Dataset records

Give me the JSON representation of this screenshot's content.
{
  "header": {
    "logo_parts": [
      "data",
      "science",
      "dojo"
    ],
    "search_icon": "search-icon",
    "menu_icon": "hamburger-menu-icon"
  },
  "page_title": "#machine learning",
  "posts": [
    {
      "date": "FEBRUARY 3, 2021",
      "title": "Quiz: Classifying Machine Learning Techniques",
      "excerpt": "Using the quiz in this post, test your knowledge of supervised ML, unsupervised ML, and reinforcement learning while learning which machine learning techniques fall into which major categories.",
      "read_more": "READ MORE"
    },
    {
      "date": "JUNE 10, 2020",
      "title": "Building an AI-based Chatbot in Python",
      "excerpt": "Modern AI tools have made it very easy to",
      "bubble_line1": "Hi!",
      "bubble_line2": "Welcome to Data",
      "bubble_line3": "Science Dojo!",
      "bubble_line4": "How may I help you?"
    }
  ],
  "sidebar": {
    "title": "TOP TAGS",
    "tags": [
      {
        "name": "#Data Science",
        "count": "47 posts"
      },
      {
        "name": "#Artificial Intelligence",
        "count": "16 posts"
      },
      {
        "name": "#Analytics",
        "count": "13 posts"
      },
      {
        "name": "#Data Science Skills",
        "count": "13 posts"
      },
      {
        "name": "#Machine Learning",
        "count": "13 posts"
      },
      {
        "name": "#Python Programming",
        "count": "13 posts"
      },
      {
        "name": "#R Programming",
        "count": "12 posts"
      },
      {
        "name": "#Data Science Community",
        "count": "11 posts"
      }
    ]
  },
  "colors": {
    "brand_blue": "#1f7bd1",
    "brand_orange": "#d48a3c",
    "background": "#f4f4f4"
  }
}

THE EXERCISE. All of the data shown above must be copied exactly.

RESULT OF THE TASK.
Give me the JSON representation of this screenshot's content.
{
  "header": {
    "logo_parts": [
      "data",
      "science",
      "dojo"
    ],
    "search_icon": "search-icon",
    "menu_icon": "hamburger-menu-icon"
  },
  "page_title": "#machine learning",
  "posts": [
    {
      "date": "FEBRUARY 3, 2021",
      "title": "Quiz: Classifying Machine Learning Techniques",
      "excerpt": "Using the quiz in this post, test your knowledge of supervised ML, unsupervised ML, and reinforcement learning while learning which machine learning techniques fall into which major categories.",
      "read_more": "READ MORE"
    },
    {
      "date": "JUNE 10, 2020",
      "title": "Building an AI-based Chatbot in Python",
      "excerpt": "Modern AI tools have made it very easy to",
      "bubble_line1": "Hi!",
      "bubble_line2": "Welcome to Data",
      "bubble_line3": "Science Dojo!",
      "bubble_line4": "How may I help you?"
    }
  ],
  "sidebar": {
    "title": "TOP TAGS",
    "tags": [
      {
        "name": "#Data Science",
        "count": "47 posts"
      },
      {
        "name": "#Artificial Intelligence",
        "count": "16 posts"
      },
      {
        "name": "#Analytics",
        "count": "13 posts"
      },
      {
        "name": "#Data Science Skills",
        "count": "13 posts"
      },
      {
        "name": "#Machine Learning",
        "count": "13 posts"
      },
      {
        "name": "#Python Programming",
        "count": "13 posts"
      },
      {
        "name": "#R Programming",
        "count": "12 posts"
      },
      {
        "name": "#Data Science Community",
        "count": "11 posts"
      }
    ]
  },
  "colors": {
    "brand_blue": "#1f7bd1",
    "brand_orange": "#d48a3c",
    "background": "#f4f4f4"
  }
}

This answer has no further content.